[START Source passage]

- Directed by: Rajendra Singh Babu
- Written by: T. K. Rama Rao
- Based on: Himapatha by T. K. Rama Rao
- Produced by: Rockline Venkatesh
- Starring: Vishnuvardhan Jaya Prada Suhasini
- Cinematography: D. V. Rajaram
- Edited by: Suresh Urs
- Music by: Hamsalekha
- Production company: Lakshmi Arts
- Release date: November 22, 1995;
- Running time: 144 minutes
- Country: India
- Language: Kannada

= Himapatha =

Himapatha is a 1995 Indian Kannada-language romantic drama film directed by Rajendra Singh Babu and produced by Rockline Venkatesh. The film stars Vishnuvardhan, Suhasini and Jaya Prada. The film was widely popular for the songs composed by Hamsalekha upon release. The film was extensively shot in Shimla and Bijapur. It is based on the Kannada novel of the same name, by T. K. Rama Rao.

==Plot==
The plot revolves around a photographer Aravind (Dr. Vishnuvardhan) of Kannada Prabha. He works in Bijapur. He is in love with Sumithra (Suhasini). One day, Kittanna, the editor of Kannada Prabha gives him an offer to take the photos of avalanche occurrences in Shimla. Kittanna wants to send those photos to National Geographic Magazine. At the same time, Sumithra's mother challenges Aravind to earn ₹ 3,00,000 within a month. If he fails, Sumithra's wedding would take place with Keerthi (Jai Jagadish). Aravind goes to Shimla. What happens next is the rest of the story.

[END Source passage]
[START Raw data]

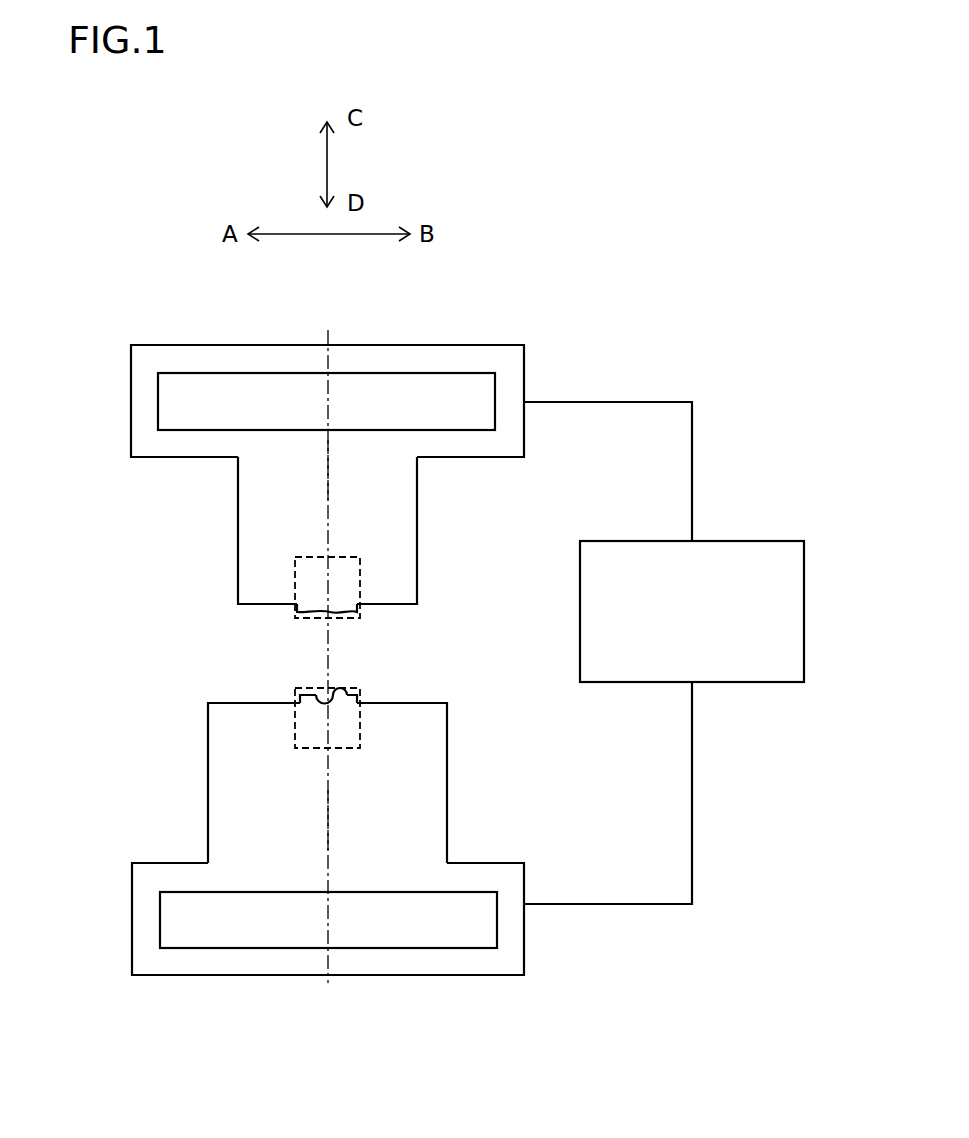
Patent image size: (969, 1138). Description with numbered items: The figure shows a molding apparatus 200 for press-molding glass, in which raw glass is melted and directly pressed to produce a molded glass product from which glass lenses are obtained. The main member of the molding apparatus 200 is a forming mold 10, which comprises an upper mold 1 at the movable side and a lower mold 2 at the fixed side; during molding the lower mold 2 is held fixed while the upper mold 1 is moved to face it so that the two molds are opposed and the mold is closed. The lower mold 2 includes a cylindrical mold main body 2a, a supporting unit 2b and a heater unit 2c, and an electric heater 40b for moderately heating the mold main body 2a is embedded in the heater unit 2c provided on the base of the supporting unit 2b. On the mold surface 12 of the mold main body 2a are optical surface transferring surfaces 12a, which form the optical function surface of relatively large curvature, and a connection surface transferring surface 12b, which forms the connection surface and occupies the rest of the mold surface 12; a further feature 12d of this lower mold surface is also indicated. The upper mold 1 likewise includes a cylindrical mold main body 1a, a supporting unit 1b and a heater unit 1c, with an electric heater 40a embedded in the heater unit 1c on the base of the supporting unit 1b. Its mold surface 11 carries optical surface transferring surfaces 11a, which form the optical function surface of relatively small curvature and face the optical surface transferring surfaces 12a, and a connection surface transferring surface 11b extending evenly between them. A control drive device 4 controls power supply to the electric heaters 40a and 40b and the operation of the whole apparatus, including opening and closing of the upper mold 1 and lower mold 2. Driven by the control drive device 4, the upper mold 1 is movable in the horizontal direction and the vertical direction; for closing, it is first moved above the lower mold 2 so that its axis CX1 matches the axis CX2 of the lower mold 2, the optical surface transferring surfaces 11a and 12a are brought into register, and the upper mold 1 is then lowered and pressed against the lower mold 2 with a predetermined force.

[END Raw data]

Exercises —
(A) According to the Himapatha article, in which two locations was the film extensively shot?
(B) Render this sentence from the Himapatha article in Spanish: "Kittanna wants to send those photos to National Geographic Magazine."

Solutions to each task —
(A) Shimla and Bijapur.

(B) Kittanna quiere enviar esas fotos a National Geographic Magazine.